_INSTRUCTION_
Every line below that holds the string "Rome" should be copied out.

_INFORMATION SHOWN_
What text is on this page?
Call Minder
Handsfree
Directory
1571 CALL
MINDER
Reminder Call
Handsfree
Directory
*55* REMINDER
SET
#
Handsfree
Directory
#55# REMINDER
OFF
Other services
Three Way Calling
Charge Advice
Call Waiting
--
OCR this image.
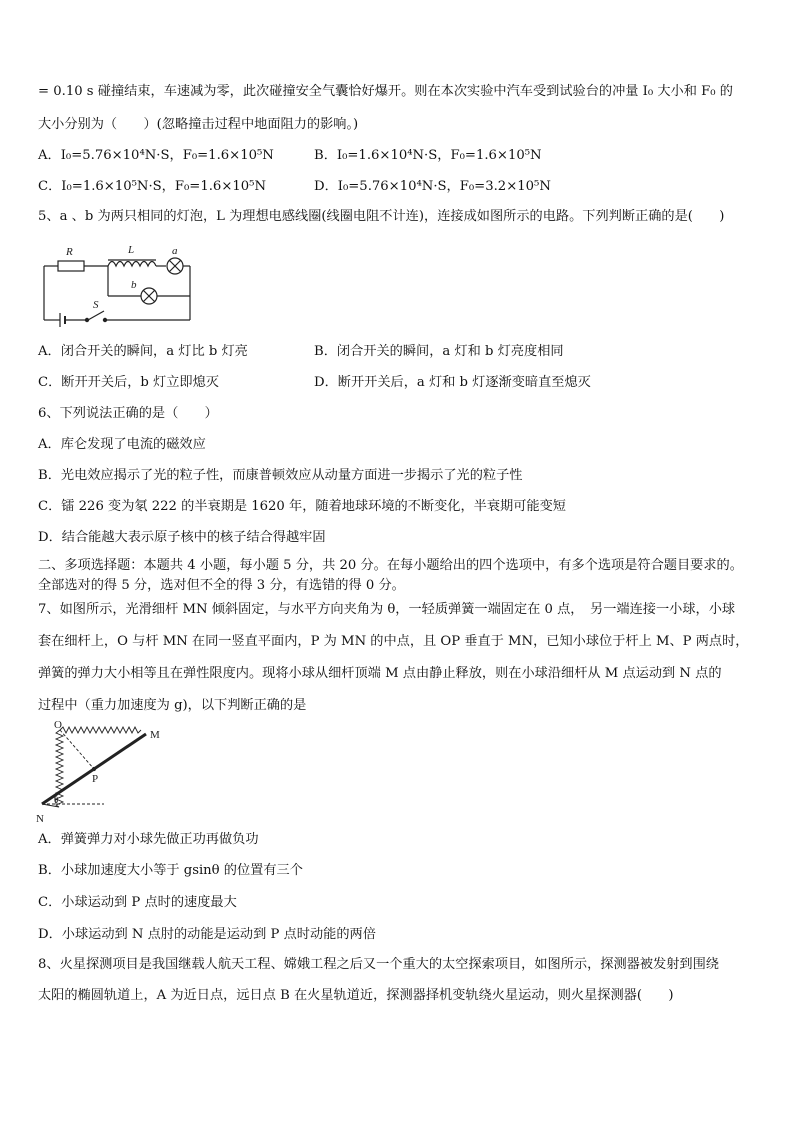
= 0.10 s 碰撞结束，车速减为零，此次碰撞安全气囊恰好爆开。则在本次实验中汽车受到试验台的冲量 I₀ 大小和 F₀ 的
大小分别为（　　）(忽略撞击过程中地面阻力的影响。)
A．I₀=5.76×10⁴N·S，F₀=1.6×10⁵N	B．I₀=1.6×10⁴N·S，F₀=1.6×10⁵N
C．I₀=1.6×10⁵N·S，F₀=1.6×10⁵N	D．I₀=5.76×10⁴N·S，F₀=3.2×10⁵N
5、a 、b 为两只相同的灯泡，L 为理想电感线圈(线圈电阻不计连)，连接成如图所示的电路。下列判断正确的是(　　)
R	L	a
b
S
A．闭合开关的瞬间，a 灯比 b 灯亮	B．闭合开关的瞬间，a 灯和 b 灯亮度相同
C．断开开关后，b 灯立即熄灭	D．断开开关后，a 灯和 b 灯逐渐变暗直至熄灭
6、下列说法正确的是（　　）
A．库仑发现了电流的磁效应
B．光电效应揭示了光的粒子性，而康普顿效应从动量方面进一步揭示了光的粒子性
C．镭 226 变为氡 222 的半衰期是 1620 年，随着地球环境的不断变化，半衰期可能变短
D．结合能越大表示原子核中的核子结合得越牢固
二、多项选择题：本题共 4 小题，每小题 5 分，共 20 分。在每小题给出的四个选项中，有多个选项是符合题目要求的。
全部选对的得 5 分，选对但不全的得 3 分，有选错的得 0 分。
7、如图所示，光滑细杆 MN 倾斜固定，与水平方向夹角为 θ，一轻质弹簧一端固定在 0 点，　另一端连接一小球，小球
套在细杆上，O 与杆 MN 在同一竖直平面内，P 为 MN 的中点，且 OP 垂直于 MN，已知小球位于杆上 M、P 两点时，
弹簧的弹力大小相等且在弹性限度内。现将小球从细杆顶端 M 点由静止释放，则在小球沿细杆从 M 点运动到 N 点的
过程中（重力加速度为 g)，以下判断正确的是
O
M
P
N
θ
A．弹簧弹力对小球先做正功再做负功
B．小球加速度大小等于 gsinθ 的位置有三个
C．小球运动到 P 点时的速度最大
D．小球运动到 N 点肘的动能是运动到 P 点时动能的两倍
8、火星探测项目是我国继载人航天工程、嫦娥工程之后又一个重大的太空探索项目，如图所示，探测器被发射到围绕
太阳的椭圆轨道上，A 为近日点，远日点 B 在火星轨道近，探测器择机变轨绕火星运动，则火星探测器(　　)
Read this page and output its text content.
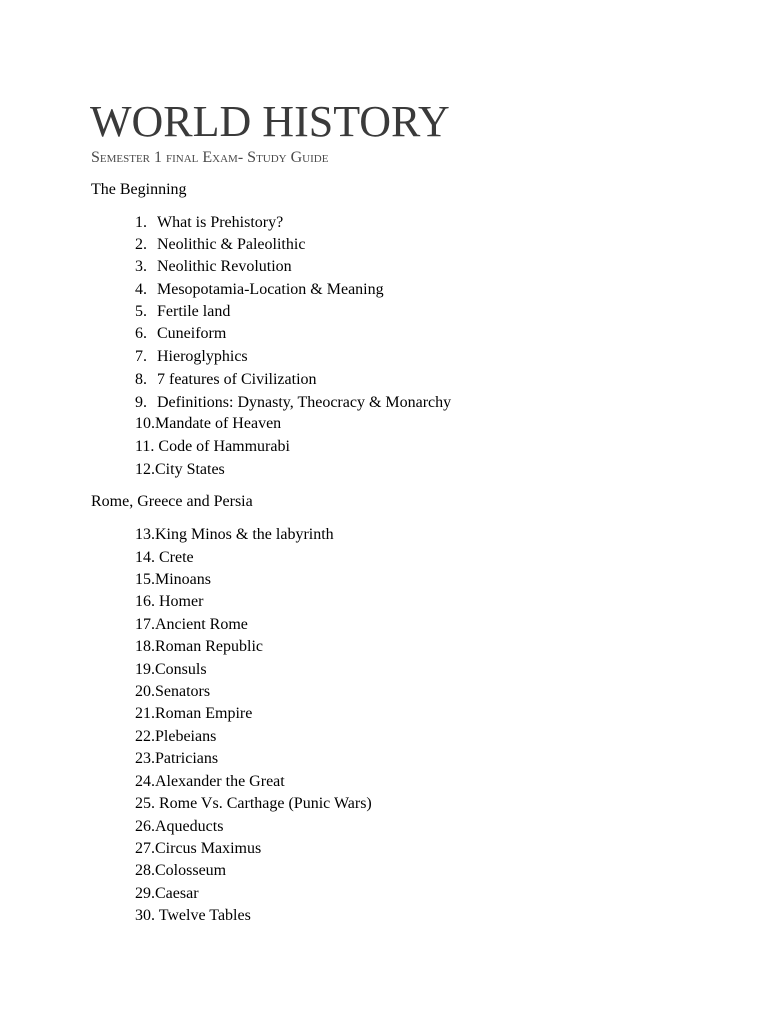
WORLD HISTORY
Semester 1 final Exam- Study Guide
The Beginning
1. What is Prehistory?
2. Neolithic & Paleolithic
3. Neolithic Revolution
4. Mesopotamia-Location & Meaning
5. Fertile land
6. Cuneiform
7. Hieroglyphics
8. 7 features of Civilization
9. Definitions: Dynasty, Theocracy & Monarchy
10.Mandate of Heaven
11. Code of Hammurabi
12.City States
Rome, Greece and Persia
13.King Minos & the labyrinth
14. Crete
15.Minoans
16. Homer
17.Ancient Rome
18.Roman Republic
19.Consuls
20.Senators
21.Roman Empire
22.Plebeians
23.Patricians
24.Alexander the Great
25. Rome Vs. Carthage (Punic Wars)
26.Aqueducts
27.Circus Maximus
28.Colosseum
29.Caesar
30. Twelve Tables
--
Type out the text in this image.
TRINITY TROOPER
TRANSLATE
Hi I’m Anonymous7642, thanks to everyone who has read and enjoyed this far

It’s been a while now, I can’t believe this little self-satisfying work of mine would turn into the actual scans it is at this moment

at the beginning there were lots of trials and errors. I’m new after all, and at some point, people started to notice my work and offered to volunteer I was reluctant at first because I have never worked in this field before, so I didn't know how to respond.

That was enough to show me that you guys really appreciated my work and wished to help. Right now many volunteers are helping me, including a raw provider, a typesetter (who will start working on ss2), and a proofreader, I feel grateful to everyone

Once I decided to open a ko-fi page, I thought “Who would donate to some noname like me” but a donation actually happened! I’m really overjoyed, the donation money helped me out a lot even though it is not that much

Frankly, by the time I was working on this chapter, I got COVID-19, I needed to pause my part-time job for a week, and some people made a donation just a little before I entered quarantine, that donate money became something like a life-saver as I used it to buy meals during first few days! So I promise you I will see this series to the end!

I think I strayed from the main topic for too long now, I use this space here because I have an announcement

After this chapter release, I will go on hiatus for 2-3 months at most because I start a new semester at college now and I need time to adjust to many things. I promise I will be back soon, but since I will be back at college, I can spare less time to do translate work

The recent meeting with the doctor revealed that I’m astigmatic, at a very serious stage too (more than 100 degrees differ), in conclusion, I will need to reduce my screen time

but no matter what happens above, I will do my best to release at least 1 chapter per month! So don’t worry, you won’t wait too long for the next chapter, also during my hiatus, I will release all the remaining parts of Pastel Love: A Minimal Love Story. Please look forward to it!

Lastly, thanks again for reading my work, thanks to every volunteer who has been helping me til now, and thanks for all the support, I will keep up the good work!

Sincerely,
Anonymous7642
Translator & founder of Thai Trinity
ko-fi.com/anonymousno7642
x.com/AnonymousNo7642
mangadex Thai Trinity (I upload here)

_ANSWER IN FULL_
Rome, Greece and Persia
17.Ancient Rome
25. Rome Vs. Carthage (Punic Wars)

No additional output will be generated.